- Directive -
Find every line in the records that holds the string "than". Copy each one.

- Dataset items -
»»

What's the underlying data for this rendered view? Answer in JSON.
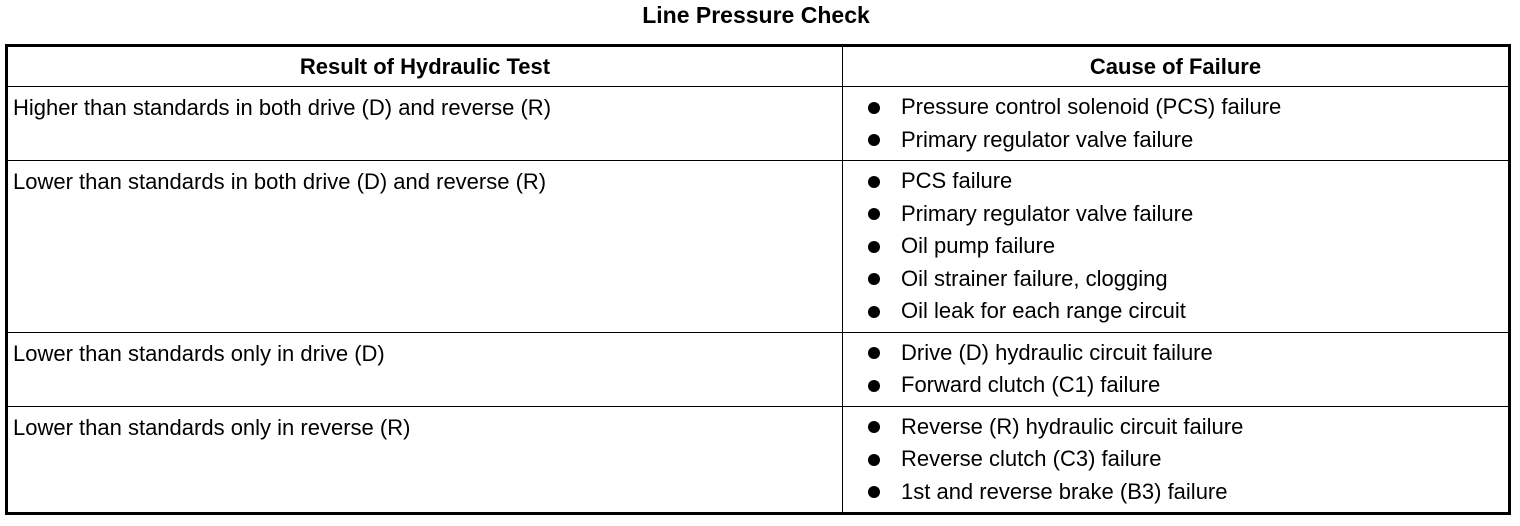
{
  "title": "Line Pressure Check",
  "table": {
    "headers": [
      "Result of Hydraulic Test",
      "Cause of Failure"
    ],
    "rows": [
      {
        "result": "Higher than standards in both drive (D) and reverse (R)",
        "causes": [
          "Pressure control solenoid (PCS) failure",
          "Primary regulator valve failure"
        ]
      },
      {
        "result": "Lower than standards in both drive (D) and reverse (R)",
        "causes": [
          "PCS failure",
          "Primary regulator valve failure",
          "Oil pump failure",
          "Oil strainer failure, clogging",
          "Oil leak for each range circuit"
        ]
      },
      {
        "result": "Lower than standards only in drive (D)",
        "causes": [
          "Drive (D) hydraulic circuit failure",
          "Forward clutch (C1) failure"
        ]
      },
      {
        "result": "Lower than standards only in reverse (R)",
        "causes": [
          "Reverse (R) hydraulic circuit failure",
          "Reverse clutch (C3) failure",
          "1st and reverse brake (B3) failure"
        ]
      }
    ]
  }
}
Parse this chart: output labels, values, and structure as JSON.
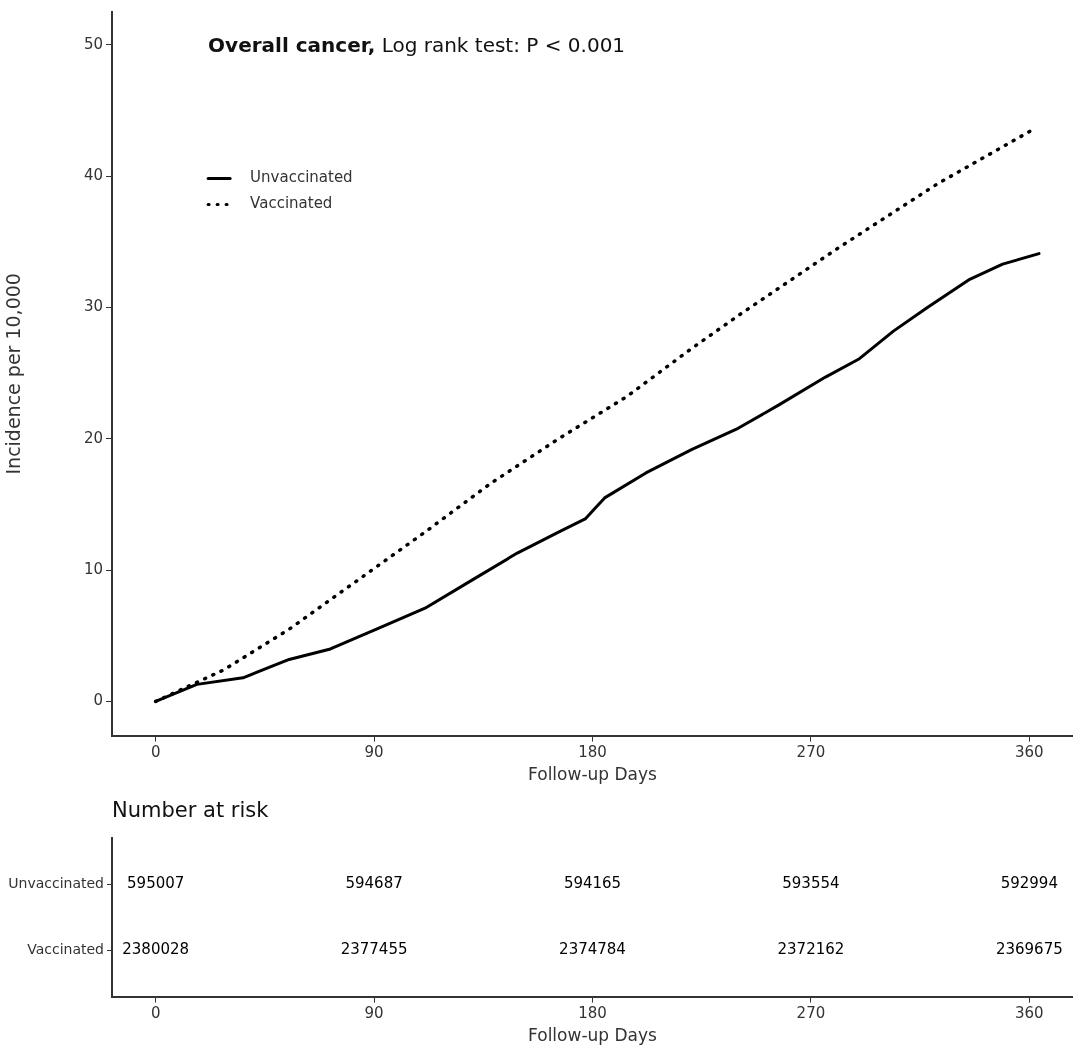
{
  "chart_data": [
    {
      "type": "line",
      "title": "Overall cancer, Log rank test: P < 0.001",
      "xlabel": "Follow-up Days",
      "ylabel": "Incidence per 10,000",
      "series": [
        {
          "name": "Unvaccinated",
          "color": "#000000",
          "line_style": "solid",
          "x": [
            0,
            17,
            36,
            55,
            72,
            91,
            111,
            130,
            149,
            166,
            177,
            185,
            202,
            221,
            240,
            257,
            276,
            290,
            304,
            318,
            335,
            349,
            364
          ],
          "values": [
            0,
            1.3,
            1.8,
            3.2,
            4.0,
            5.5,
            7.1,
            9.2,
            11.3,
            12.9,
            13.9,
            15.5,
            17.4,
            19.2,
            20.8,
            22.6,
            24.7,
            26.1,
            28.2,
            30,
            32.1,
            33.3,
            34.1
          ]
        },
        {
          "name": "Vaccinated",
          "color": "#000000",
          "line_style": "dotted",
          "x": [
            0,
            28,
            55,
            83,
            111,
            138,
            166,
            194,
            221,
            241,
            281,
            322,
            362
          ],
          "values": [
            0,
            2.4,
            5.5,
            9.2,
            12.9,
            16.6,
            20.0,
            23.2,
            26.9,
            29.5,
            34.5,
            39.4,
            43.6
          ]
        }
      ],
      "xlim": [
        -18,
        378
      ],
      "xticks": [
        0,
        90,
        180,
        270,
        360
      ],
      "ylim": [
        -2.6,
        52.5
      ],
      "yticks": [
        0,
        10,
        20,
        30,
        40,
        50
      ],
      "grid": false,
      "legend": "top left",
      "marker": "none"
    },
    {
      "type": "heatmap",
      "title": "Number at risk",
      "xlabel": "Follow-up Days",
      "categories": [
        "0",
        "90",
        "180",
        "270",
        "360"
      ],
      "y_categories": [
        "Unvaccinated",
        "Vaccinated"
      ],
      "cells": [
        [
          595007,
          594687,
          594165,
          593554,
          592994
        ],
        [
          2380028,
          2377455,
          2374784,
          2372162,
          2369675
        ]
      ],
      "data_labels": true
    }
  ]
}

««

- Task result -
        "result": "Higher than standards in both drive (D) and reverse (R)",
        "result": "Lower than standards in both drive (D) and reverse (R)",
        "result": "Lower than standards only in drive (D)",
        "result": "Lower than standards only in reverse (R)",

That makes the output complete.